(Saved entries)
»»

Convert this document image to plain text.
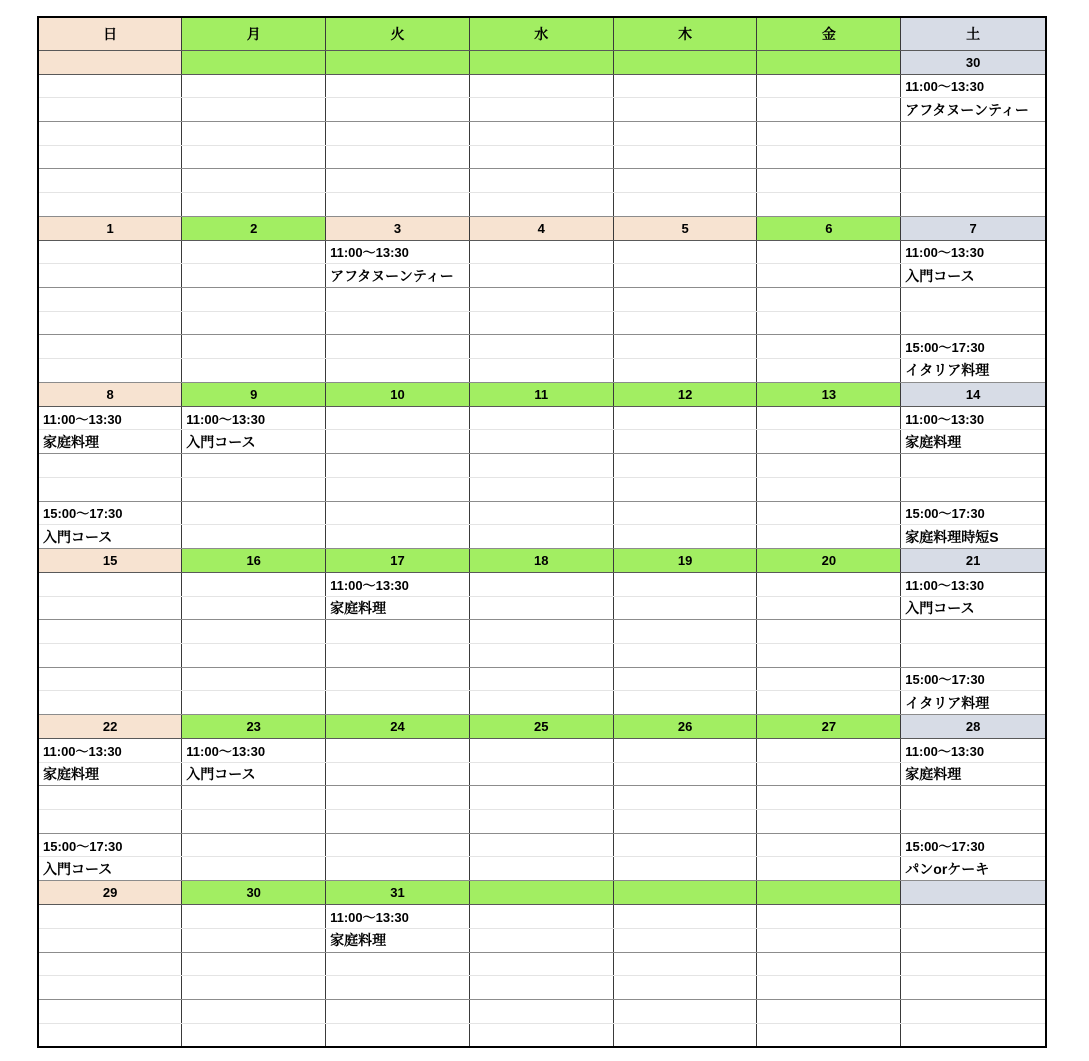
日	月	火	水	木	金	土
						30
						11:00〜13:30
						アフタヌーンティー

1	2	3	4	5	6	7
		11:00〜13:30				11:00〜13:30
		アフタヌーンティー				入門コース

						15:00〜17:30
						イタリア料理
8	9	10	11	12	13	14
11:00〜13:30	11:00〜13:30					11:00〜13:30
家庭料理	入門コース					家庭料理

15:00〜17:30						15:00〜17:30
入門コース						家庭料理時短S
15	16	17	18	19	20	21
		11:00〜13:30				11:00〜13:30
		家庭料理				入門コース

						15:00〜17:30
						イタリア料理
22	23	24	25	26	27	28
11:00〜13:30	11:00〜13:30					11:00〜13:30
家庭料理	入門コース					家庭料理

15:00〜17:30						15:00〜17:30
入門コース						パンorケーキ
29	30	31				
		11:00〜13:30				
		家庭料理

««

§ **Problem to solve**: Copy down every line of the entries containing the word "入門コース".

§ **Response to this exercise**:
		アフタヌーンティー				入門コース
家庭料理	入門コース					家庭料理
入門コース						家庭料理時短S
		家庭料理				入門コース
家庭料理	入門コース					家庭料理
入門コース						パンorケーキ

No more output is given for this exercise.